What is expected
Check each line of the records below for the string "JSON", then state how many lines contain it, with no other output.

Records shown

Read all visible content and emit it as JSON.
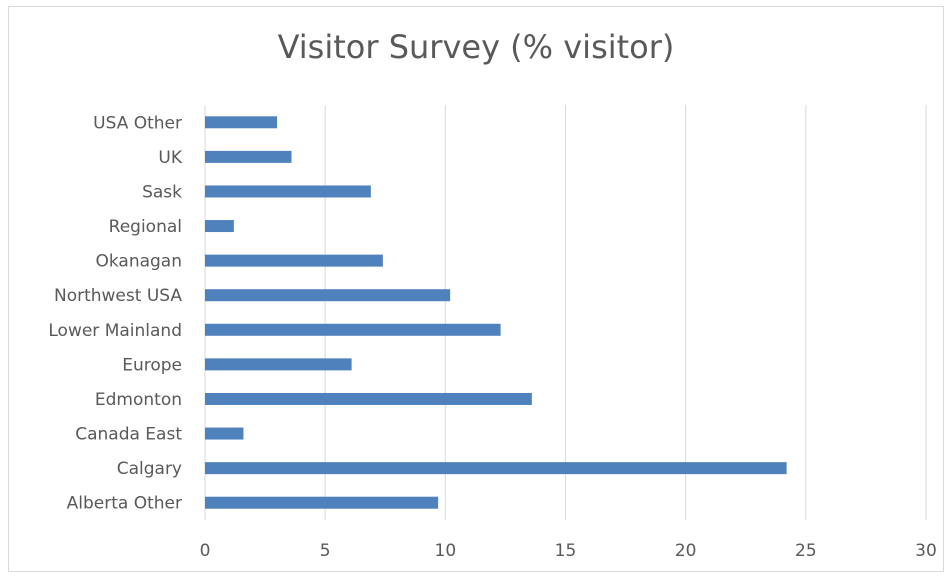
{
  "chart_data": {
    "type": "bar",
    "orientation": "horizontal",
    "title": "Visitor Survey (% visitor)",
    "xlabel": "",
    "ylabel": "",
    "categories": [
      "Alberta Other",
      "Calgary",
      "Canada East",
      "Edmonton",
      "Europe",
      "Lower Mainland",
      "Northwest USA",
      "Okanagan",
      "Regional",
      "Sask",
      "UK",
      "USA Other"
    ],
    "values": [
      9.7,
      24.2,
      1.6,
      13.6,
      6.1,
      12.3,
      10.2,
      7.4,
      1.2,
      6.9,
      3.6,
      3.0
    ],
    "xlim": [
      0,
      30
    ],
    "xticks": [
      0,
      5,
      10,
      15,
      20,
      25,
      30
    ],
    "grid": true,
    "legend": "none",
    "bar_color": "#4f81bd",
    "grid_color": "#d9d9d9"
  }
}
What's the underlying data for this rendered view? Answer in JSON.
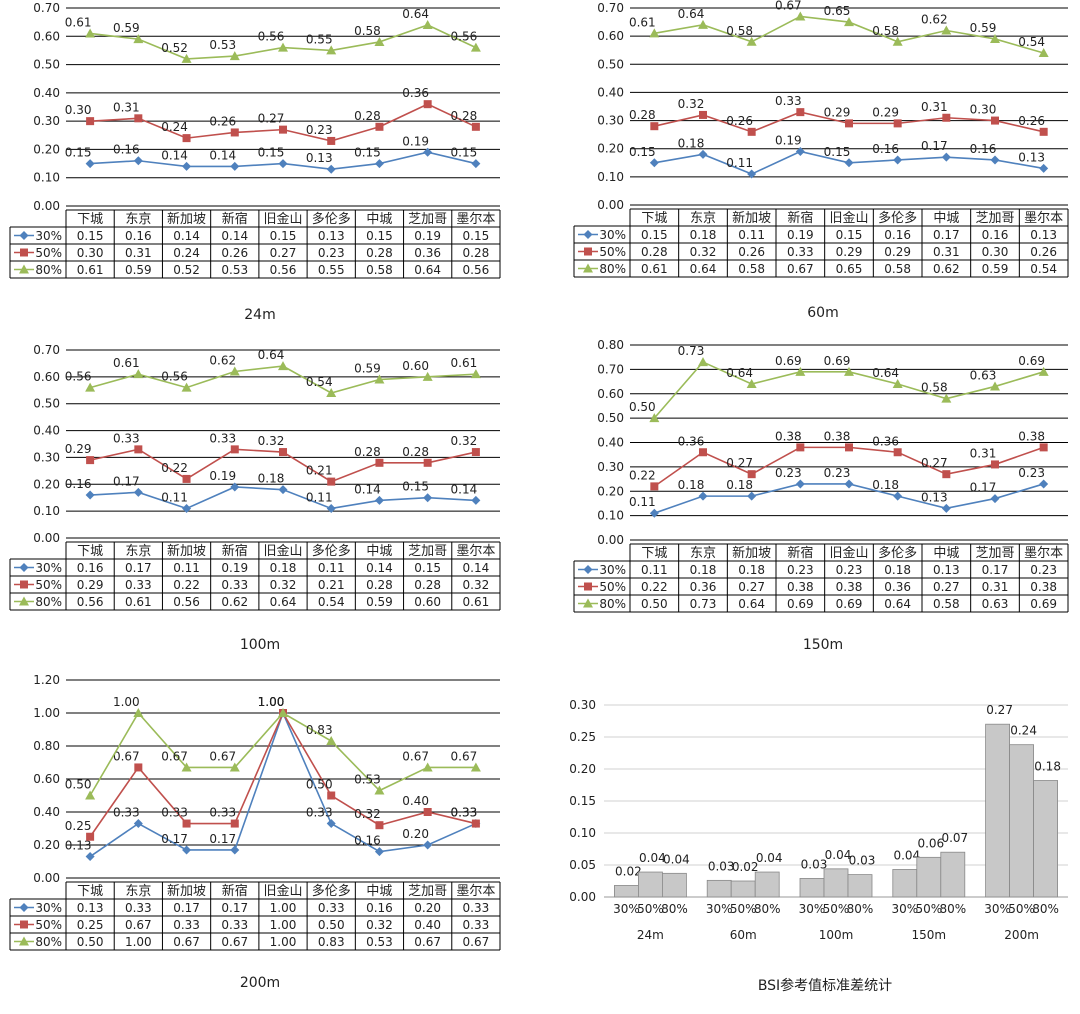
{
  "colors": {
    "s30": "#4f81bd",
    "s50": "#c0504d",
    "s80": "#9bbb59",
    "bar": "#c8c8c8",
    "bar_stroke": "#888888",
    "grid": "#000000"
  },
  "chart_data": [
    {
      "type": "line",
      "title": "24m",
      "categories": [
        "下城",
        "东京",
        "新加坡",
        "新宿",
        "旧金山",
        "多伦多",
        "中城",
        "芝加哥",
        "墨尔本"
      ],
      "y_ticks": [
        "0.00",
        "0.10",
        "0.20",
        "0.30",
        "0.40",
        "0.50",
        "0.60",
        "0.70"
      ],
      "ylim": [
        0,
        0.7
      ],
      "series": [
        {
          "name": "30%",
          "values": [
            "0.15",
            "0.16",
            "0.14",
            "0.14",
            "0.15",
            "0.13",
            "0.15",
            "0.19",
            "0.15"
          ]
        },
        {
          "name": "50%",
          "values": [
            "0.30",
            "0.31",
            "0.24",
            "0.26",
            "0.27",
            "0.23",
            "0.28",
            "0.36",
            "0.28"
          ]
        },
        {
          "name": "80%",
          "values": [
            "0.61",
            "0.59",
            "0.52",
            "0.53",
            "0.56",
            "0.55",
            "0.58",
            "0.64",
            "0.56"
          ]
        }
      ]
    },
    {
      "type": "line",
      "title": "60m",
      "categories": [
        "下城",
        "东京",
        "新加坡",
        "新宿",
        "旧金山",
        "多伦多",
        "中城",
        "芝加哥",
        "墨尔本"
      ],
      "y_ticks": [
        "0.00",
        "0.10",
        "0.20",
        "0.30",
        "0.40",
        "0.50",
        "0.60",
        "0.70"
      ],
      "ylim": [
        0,
        0.7
      ],
      "series": [
        {
          "name": "30%",
          "values": [
            "0.15",
            "0.18",
            "0.11",
            "0.19",
            "0.15",
            "0.16",
            "0.17",
            "0.16",
            "0.13"
          ]
        },
        {
          "name": "50%",
          "values": [
            "0.28",
            "0.32",
            "0.26",
            "0.33",
            "0.29",
            "0.29",
            "0.31",
            "0.30",
            "0.26"
          ]
        },
        {
          "name": "80%",
          "values": [
            "0.61",
            "0.64",
            "0.58",
            "0.67",
            "0.65",
            "0.58",
            "0.62",
            "0.59",
            "0.54"
          ]
        }
      ]
    },
    {
      "type": "line",
      "title": "100m",
      "categories": [
        "下城",
        "东京",
        "新加坡",
        "新宿",
        "旧金山",
        "多伦多",
        "中城",
        "芝加哥",
        "墨尔本"
      ],
      "y_ticks": [
        "0.00",
        "0.10",
        "0.20",
        "0.30",
        "0.40",
        "0.50",
        "0.60",
        "0.70"
      ],
      "ylim": [
        0,
        0.7
      ],
      "series": [
        {
          "name": "30%",
          "values": [
            "0.16",
            "0.17",
            "0.11",
            "0.19",
            "0.18",
            "0.11",
            "0.14",
            "0.15",
            "0.14"
          ]
        },
        {
          "name": "50%",
          "values": [
            "0.29",
            "0.33",
            "0.22",
            "0.33",
            "0.32",
            "0.21",
            "0.28",
            "0.28",
            "0.32"
          ]
        },
        {
          "name": "80%",
          "values": [
            "0.56",
            "0.61",
            "0.56",
            "0.62",
            "0.64",
            "0.54",
            "0.59",
            "0.60",
            "0.61"
          ]
        }
      ]
    },
    {
      "type": "line",
      "title": "150m",
      "categories": [
        "下城",
        "东京",
        "新加坡",
        "新宿",
        "旧金山",
        "多伦多",
        "中城",
        "芝加哥",
        "墨尔本"
      ],
      "y_ticks": [
        "0.00",
        "0.10",
        "0.20",
        "0.30",
        "0.40",
        "0.50",
        "0.60",
        "0.70",
        "0.80"
      ],
      "ylim": [
        0,
        0.8
      ],
      "series": [
        {
          "name": "30%",
          "values": [
            "0.11",
            "0.18",
            "0.18",
            "0.23",
            "0.23",
            "0.18",
            "0.13",
            "0.17",
            "0.23"
          ]
        },
        {
          "name": "50%",
          "values": [
            "0.22",
            "0.36",
            "0.27",
            "0.38",
            "0.38",
            "0.36",
            "0.27",
            "0.31",
            "0.38"
          ]
        },
        {
          "name": "80%",
          "values": [
            "0.50",
            "0.73",
            "0.64",
            "0.69",
            "0.69",
            "0.64",
            "0.58",
            "0.63",
            "0.69"
          ]
        }
      ]
    },
    {
      "type": "line",
      "title": "200m",
      "categories": [
        "下城",
        "东京",
        "新加坡",
        "新宿",
        "旧金山",
        "多伦多",
        "中城",
        "芝加哥",
        "墨尔本"
      ],
      "y_ticks": [
        "0.00",
        "0.20",
        "0.40",
        "0.60",
        "0.80",
        "1.00",
        "1.20"
      ],
      "ylim": [
        0,
        1.2
      ],
      "series": [
        {
          "name": "30%",
          "values": [
            "0.13",
            "0.33",
            "0.17",
            "0.17",
            "1.00",
            "0.33",
            "0.16",
            "0.20",
            "0.33"
          ]
        },
        {
          "name": "50%",
          "values": [
            "0.25",
            "0.67",
            "0.33",
            "0.33",
            "1.00",
            "0.50",
            "0.32",
            "0.40",
            "0.33"
          ]
        },
        {
          "name": "80%",
          "values": [
            "0.50",
            "1.00",
            "0.67",
            "0.67",
            "1.00",
            "0.83",
            "0.53",
            "0.67",
            "0.67"
          ]
        }
      ]
    },
    {
      "type": "bar",
      "title": "BSI参考值标准差统计",
      "groups": [
        "24m",
        "60m",
        "100m",
        "150m",
        "200m"
      ],
      "sub_labels": [
        "30%",
        "50%",
        "80%"
      ],
      "y_ticks": [
        "0.00",
        "0.05",
        "0.10",
        "0.15",
        "0.20",
        "0.25",
        "0.30"
      ],
      "ylim": [
        0,
        0.3
      ],
      "values": [
        {
          "true": [
            0.018,
            0.039,
            0.037
          ],
          "labels": [
            "0.02",
            "0.04",
            "0.04"
          ]
        },
        {
          "true": [
            0.026,
            0.025,
            0.039
          ],
          "labels": [
            "0.03",
            "0.02",
            "0.04"
          ]
        },
        {
          "true": [
            0.029,
            0.044,
            0.035
          ],
          "labels": [
            "0.03",
            "0.04",
            "0.03"
          ]
        },
        {
          "true": [
            0.043,
            0.062,
            0.07
          ],
          "labels": [
            "0.04",
            "0.06",
            "0.07"
          ]
        },
        {
          "true": [
            0.27,
            0.238,
            0.182
          ],
          "labels": [
            "0.27",
            "0.24",
            "0.18"
          ]
        }
      ]
    }
  ]
}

The solution
2